▸ What to do
Will you write out the data exactly, excluding every picture?

▸ Extracted records
* * * * * * * * *
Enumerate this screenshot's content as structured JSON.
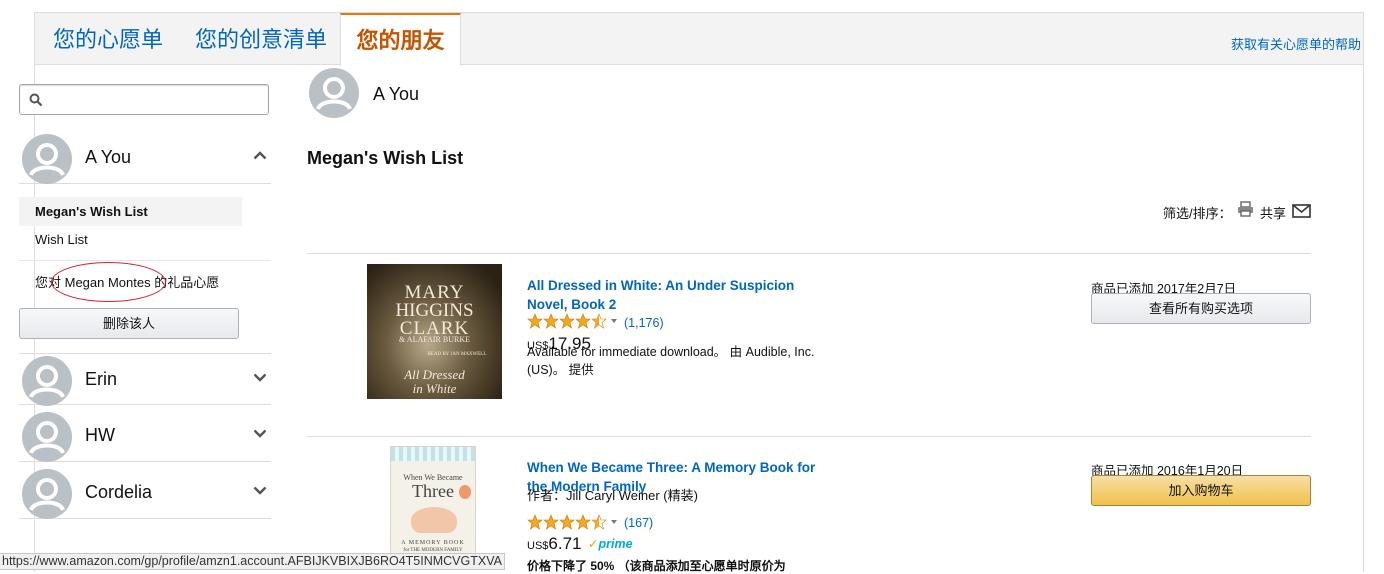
{
  "tabs": [
    {
      "label": "您的心愿单"
    },
    {
      "label": "您的创意清单"
    },
    {
      "label": "您的朋友"
    }
  ],
  "help_link": "获取有关心愿单的帮助",
  "search": {
    "placeholder": ""
  },
  "sidebar": {
    "friends": [
      {
        "name": "A You",
        "expanded": true
      },
      {
        "name": "Erin",
        "expanded": false
      },
      {
        "name": "HW",
        "expanded": false
      },
      {
        "name": "Cordelia",
        "expanded": false
      }
    ],
    "lists": [
      {
        "label": "Megan's Wish List",
        "selected": true
      },
      {
        "label": "Wish List",
        "selected": false
      },
      {
        "label": "您对 Megan Montes 的礼品心愿",
        "selected": false
      }
    ],
    "remove_button": "删除该人"
  },
  "main": {
    "owner_name": "A You",
    "list_title": "Megan's Wish List",
    "filter_label": "筛选/排序：",
    "share_label": "共享",
    "items": [
      {
        "title": "All Dressed in White: An Under Suspicion Novel, Book 2",
        "rating": 4.5,
        "review_count": "(1,176)",
        "currency": "US$",
        "price": "17.95",
        "availability": "Available for immediate download。 由 Audible, Inc. (US)。 提供",
        "added": "商品已添加 2017年2月7日",
        "button": "查看所有购买选项",
        "cover": {
          "author_line1": "MARY",
          "author_line2": "HIGGINS",
          "author_line3": "CLARK",
          "coauthor": "& ALAFAIR BURKE",
          "narrator": "READ BY JAN MAXWELL",
          "title_line1": "All Dressed",
          "title_line2": "in White"
        }
      },
      {
        "title": "When We Became Three: A Memory Book for the Modern Family",
        "author": "作者：Jill Caryl Weiner (精装)",
        "rating": 4.5,
        "review_count": "(167)",
        "currency": "US$",
        "price": "6.71",
        "prime_label": "prime",
        "price_drop": "价格下降了 50% （该商品添加至心愿单时原价为",
        "added": "商品已添加 2016年1月20日",
        "button": "加入购物车",
        "cover": {
          "line1": "When We Became",
          "line2": "Three",
          "line3": "A MEMORY BOOK",
          "line4": "for THE MODERN FAMILY"
        }
      }
    ]
  },
  "status_url": "https://www.amazon.com/gp/profile/amzn1.account.AFBIJKVBIXJB6RO4T5INMCVGTXVA",
  "colors": {
    "link": "#0066c0",
    "active_tab": "#c45500",
    "accent": "#e47911",
    "star": "#f5a623",
    "annotation": "#d9232d"
  }
}
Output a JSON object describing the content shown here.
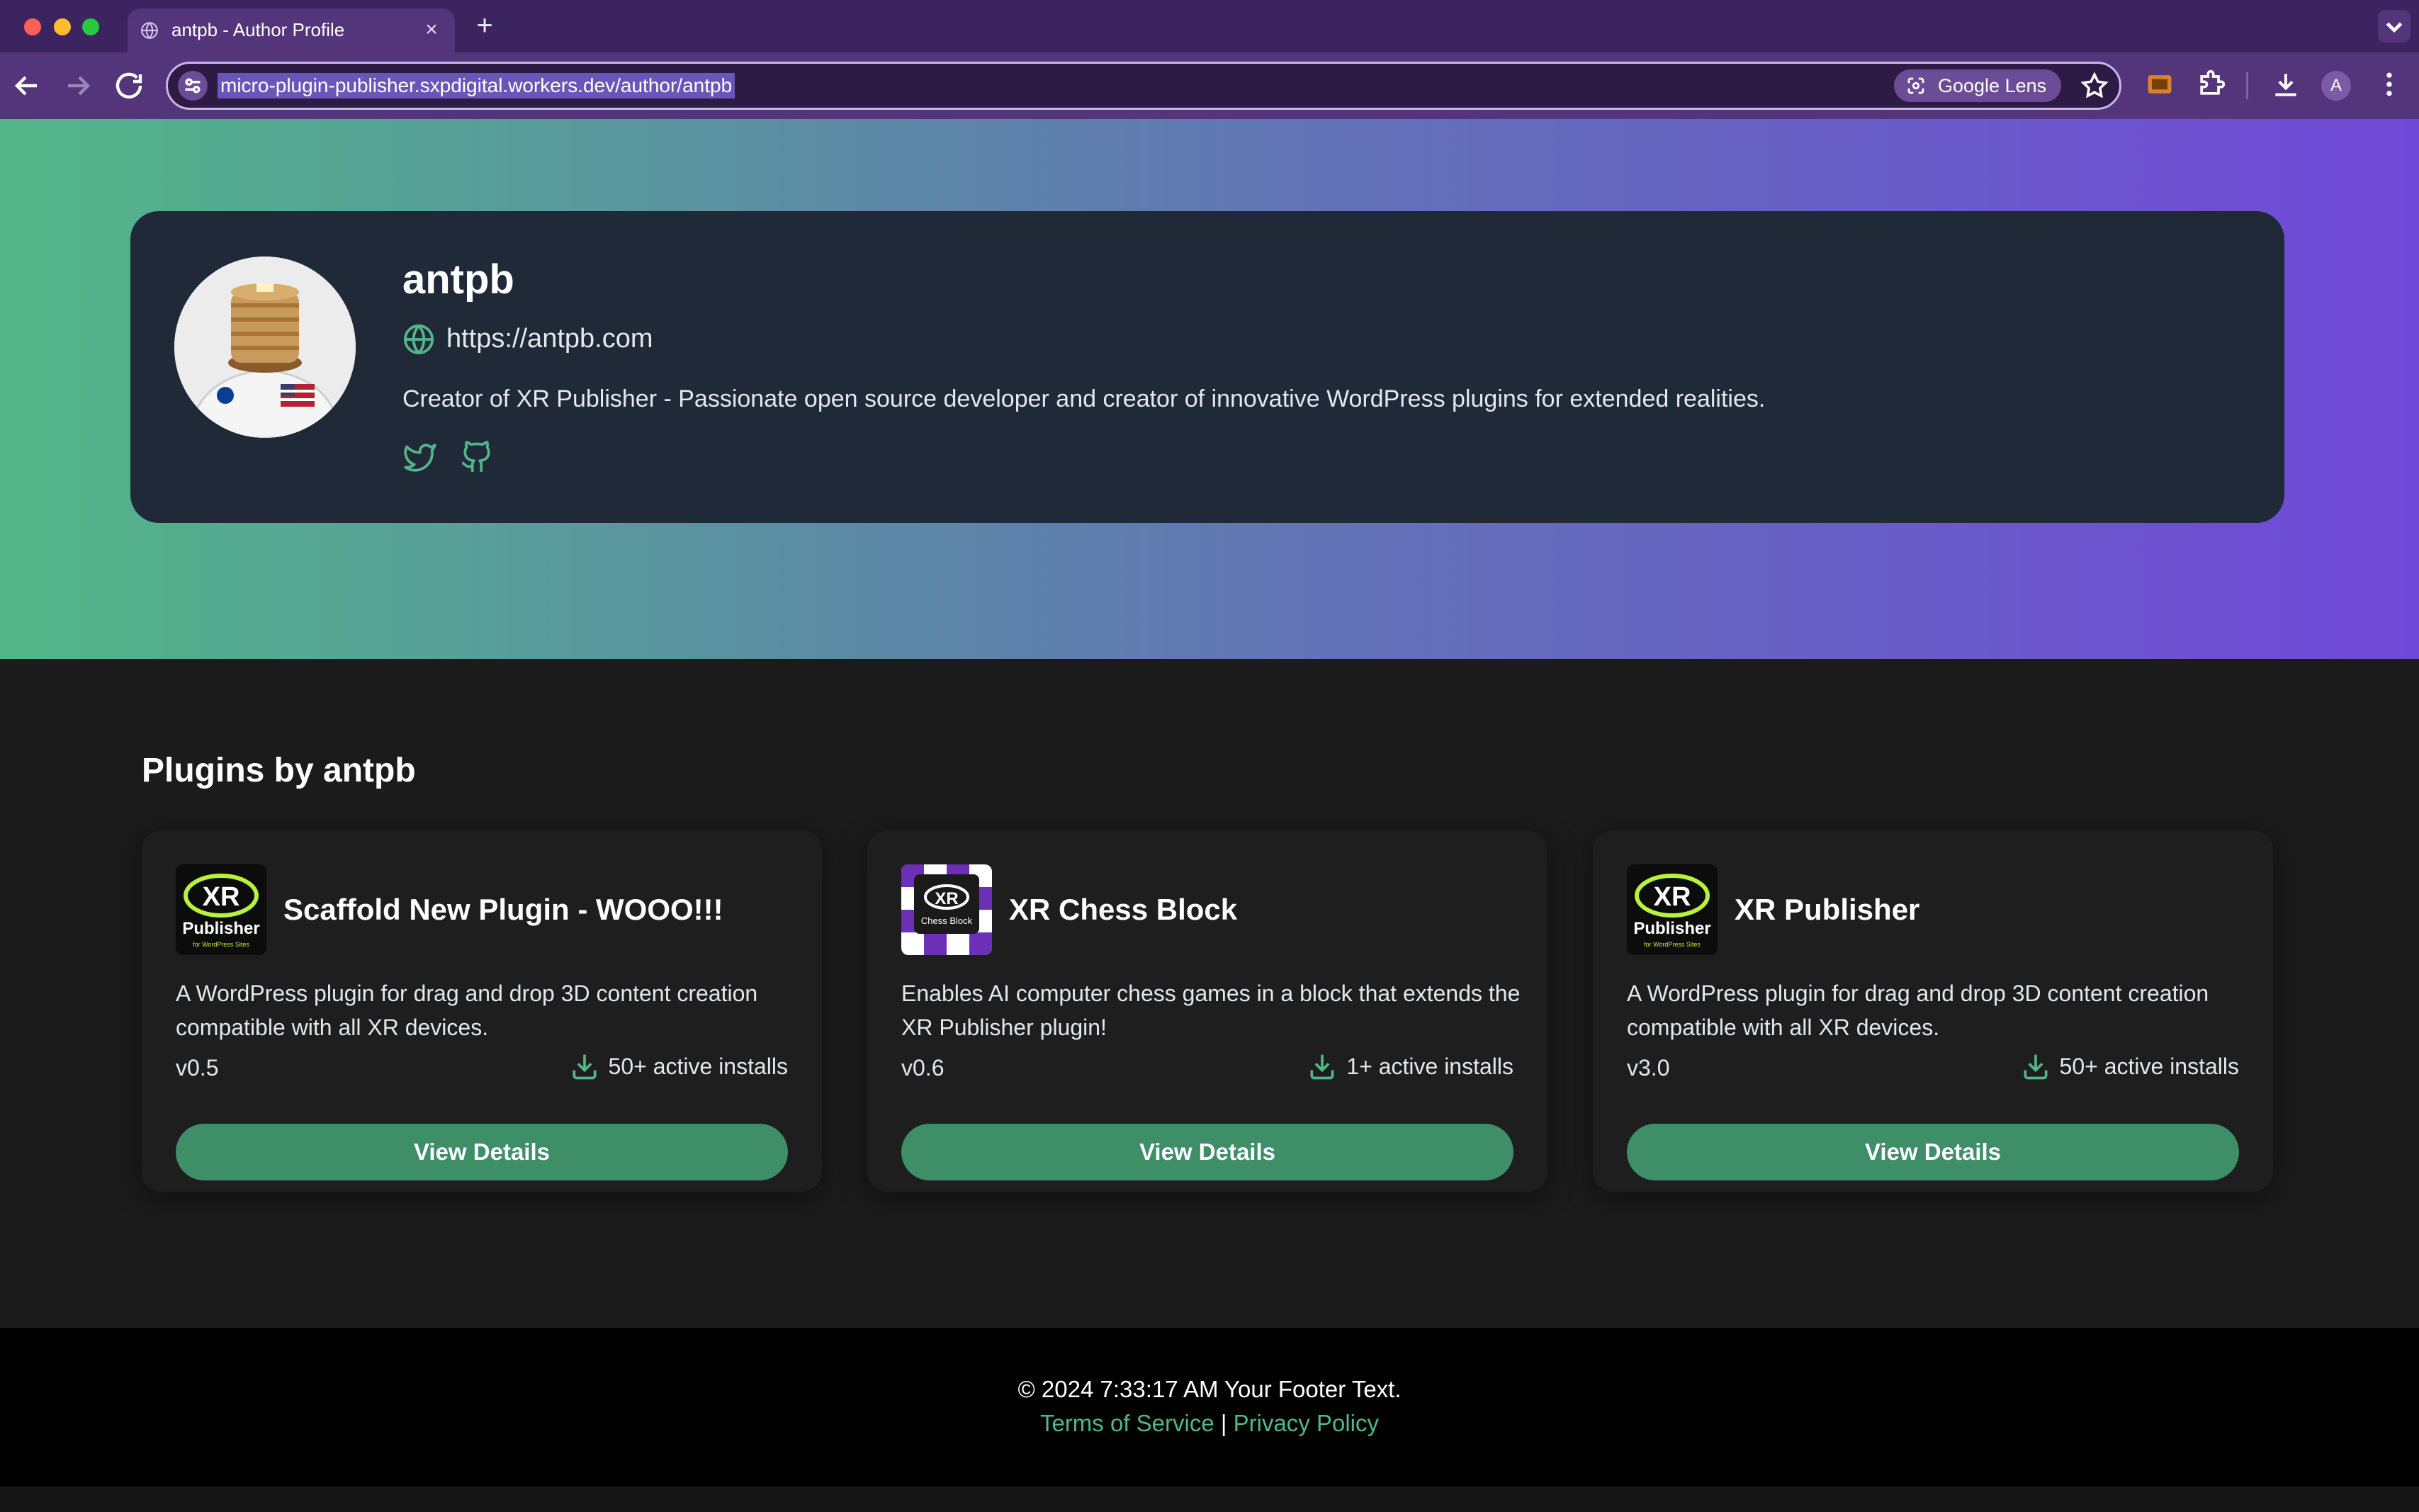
{
  "browser": {
    "tab_title": "antpb - Author Profile",
    "url": "micro-plugin-publisher.sxpdigital.workers.dev/author/antpb",
    "lens_label": "Google Lens",
    "profile_initial": "A"
  },
  "author": {
    "name": "antpb",
    "website": "https://antpb.com",
    "bio": "Creator of XR Publisher - Passionate open source developer and creator of innovative WordPress plugins for extended realities.",
    "socials": [
      "twitter-icon",
      "github-icon"
    ]
  },
  "plugins_section": {
    "title": "Plugins by antpb",
    "cards": [
      {
        "title": "Scaffold New Plugin - WOOO!!!",
        "description": "A WordPress plugin for drag and drop 3D content creation compatible with all XR devices.",
        "version": "v0.5",
        "installs": "50+ active installs",
        "button": "View Details",
        "logo_text": "XR",
        "logo_sub": "Publisher",
        "logo_tag": "for WordPress Sites"
      },
      {
        "title": "XR Chess Block",
        "description": "Enables AI computer chess games in a block that extends the XR Publisher plugin!",
        "version": "v0.6",
        "installs": "1+ active installs",
        "button": "View Details",
        "logo_text": "XR",
        "logo_sub": "Chess Block"
      },
      {
        "title": "XR Publisher",
        "description": "A WordPress plugin for drag and drop 3D content creation compatible with all XR devices.",
        "version": "v3.0",
        "installs": "50+ active installs",
        "button": "View Details",
        "logo_text": "XR",
        "logo_sub": "Publisher",
        "logo_tag": "for WordPress Sites"
      }
    ]
  },
  "footer": {
    "copyright": "© 2024 7:33:17 AM Your Footer Text.",
    "terms": "Terms of Service",
    "separator": " | ",
    "privacy": "Privacy Policy"
  },
  "colors": {
    "accent": "#52b788",
    "button": "#3e8f68",
    "card_bg": "#1f2937",
    "gradient_start": "#52b788",
    "gradient_end": "#7048d8"
  }
}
* * * * * * * * *
▸ Answer to this task
Enumerate this screenshot's content as structured JSON.
{
  "tabs": [
    {
      "label": "您的心愿单"
    },
    {
      "label": "您的创意清单"
    },
    {
      "label": "您的朋友"
    }
  ],
  "help_link": "获取有关心愿单的帮助",
  "search": {
    "placeholder": ""
  },
  "sidebar": {
    "friends": [
      {
        "name": "A You",
        "expanded": true
      },
      {
        "name": "Erin",
        "expanded": false
      },
      {
        "name": "HW",
        "expanded": false
      },
      {
        "name": "Cordelia",
        "expanded": false
      }
    ],
    "lists": [
      {
        "label": "Megan's Wish List",
        "selected": true
      },
      {
        "label": "Wish List",
        "selected": false
      },
      {
        "label": "您对 Megan Montes 的礼品心愿",
        "selected": false
      }
    ],
    "remove_button": "删除该人"
  },
  "main": {
    "owner_name": "A You",
    "list_title": "Megan's Wish List",
    "filter_label": "筛选/排序：",
    "share_label": "共享",
    "items": [
      {
        "title": "All Dressed in White: An Under Suspicion Novel, Book 2",
        "rating": 4.5,
        "review_count": "(1,176)",
        "currency": "US$",
        "price": "17.95",
        "availability": "Available for immediate download。 由 Audible, Inc. (US)。 提供",
        "added": "商品已添加 2017年2月7日",
        "button": "查看所有购买选项",
        "cover": {
          "author_line1": "MARY",
          "author_line2": "HIGGINS",
          "author_line3": "CLARK",
          "coauthor": "& ALAFAIR BURKE",
          "narrator": "READ BY JAN MAXWELL",
          "title_line1": "All Dressed",
          "title_line2": "in White"
        }
      },
      {
        "title": "When We Became Three: A Memory Book for the Modern Family",
        "author": "作者：Jill Caryl Weiner (精装)",
        "rating": 4.5,
        "review_count": "(167)",
        "currency": "US$",
        "price": "6.71",
        "prime_label": "prime",
        "price_drop": "价格下降了 50% （该商品添加至心愿单时原价为",
        "added": "商品已添加 2016年1月20日",
        "button": "加入购物车",
        "cover": {
          "line1": "When We Became",
          "line2": "Three",
          "line3": "A MEMORY BOOK",
          "line4": "for THE MODERN FAMILY"
        }
      }
    ]
  },
  "status_url": "https://www.amazon.com/gp/profile/amzn1.account.AFBIJKVBIXJB6RO4T5INMCVGTXVA",
  "colors": {
    "link": "#0066c0",
    "active_tab": "#c45500",
    "accent": "#e47911",
    "star": "#f5a623",
    "annotation": "#d9232d"
  }
}
Output a JSON object describing the content shown here.
{
  "browser": {
    "tab_title": "antpb - Author Profile",
    "url": "micro-plugin-publisher.sxpdigital.workers.dev/author/antpb",
    "lens_label": "Google Lens",
    "profile_initial": "A"
  },
  "author": {
    "name": "antpb",
    "website": "https://antpb.com",
    "bio": "Creator of XR Publisher - Passionate open source developer and creator of innovative WordPress plugins for extended realities.",
    "socials": [
      "twitter-icon",
      "github-icon"
    ]
  },
  "plugins_section": {
    "title": "Plugins by antpb",
    "cards": [
      {
        "title": "Scaffold New Plugin - WOOO!!!",
        "description": "A WordPress plugin for drag and drop 3D content creation compatible with all XR devices.",
        "version": "v0.5",
        "installs": "50+ active installs",
        "button": "View Details",
        "logo_text": "XR",
        "logo_sub": "Publisher",
        "logo_tag": "for WordPress Sites"
      },
      {
        "title": "XR Chess Block",
        "description": "Enables AI computer chess games in a block that extends the XR Publisher plugin!",
        "version": "v0.6",
        "installs": "1+ active installs",
        "button": "View Details",
        "logo_text": "XR",
        "logo_sub": "Chess Block"
      },
      {
        "title": "XR Publisher",
        "description": "A WordPress plugin for drag and drop 3D content creation compatible with all XR devices.",
        "version": "v3.0",
        "installs": "50+ active installs",
        "button": "View Details",
        "logo_text": "XR",
        "logo_sub": "Publisher",
        "logo_tag": "for WordPress Sites"
      }
    ]
  },
  "footer": {
    "copyright": "© 2024 7:33:17 AM Your Footer Text.",
    "terms": "Terms of Service",
    "separator": " | ",
    "privacy": "Privacy Policy"
  },
  "colors": {
    "accent": "#52b788",
    "button": "#3e8f68",
    "card_bg": "#1f2937",
    "gradient_start": "#52b788",
    "gradient_end": "#7048d8"
  }
}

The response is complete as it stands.